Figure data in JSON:
+===+
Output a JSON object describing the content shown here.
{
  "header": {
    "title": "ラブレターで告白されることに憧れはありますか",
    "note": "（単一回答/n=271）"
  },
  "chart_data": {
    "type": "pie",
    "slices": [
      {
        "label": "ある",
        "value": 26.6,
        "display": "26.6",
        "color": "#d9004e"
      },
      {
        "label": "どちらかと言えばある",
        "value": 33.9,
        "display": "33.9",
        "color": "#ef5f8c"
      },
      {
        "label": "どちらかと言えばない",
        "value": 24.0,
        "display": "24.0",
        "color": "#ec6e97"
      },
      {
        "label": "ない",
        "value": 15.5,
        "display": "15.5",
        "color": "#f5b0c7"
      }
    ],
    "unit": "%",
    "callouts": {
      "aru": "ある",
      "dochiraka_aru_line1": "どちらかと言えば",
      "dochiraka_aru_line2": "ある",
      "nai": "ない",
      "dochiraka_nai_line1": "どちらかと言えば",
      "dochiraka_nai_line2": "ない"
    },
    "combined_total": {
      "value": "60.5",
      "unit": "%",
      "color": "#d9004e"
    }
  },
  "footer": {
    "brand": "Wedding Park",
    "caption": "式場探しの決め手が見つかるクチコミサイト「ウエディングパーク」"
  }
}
+===+
INSTRUCTIONS TO FOLLOW:
Pick every line with "label" in it and copy it.

WRITTEN RESPONSE:
        "label": "ある",
        "label": "どちらかと言えばある",
        "label": "どちらかと言えばない",
        "label": "ない",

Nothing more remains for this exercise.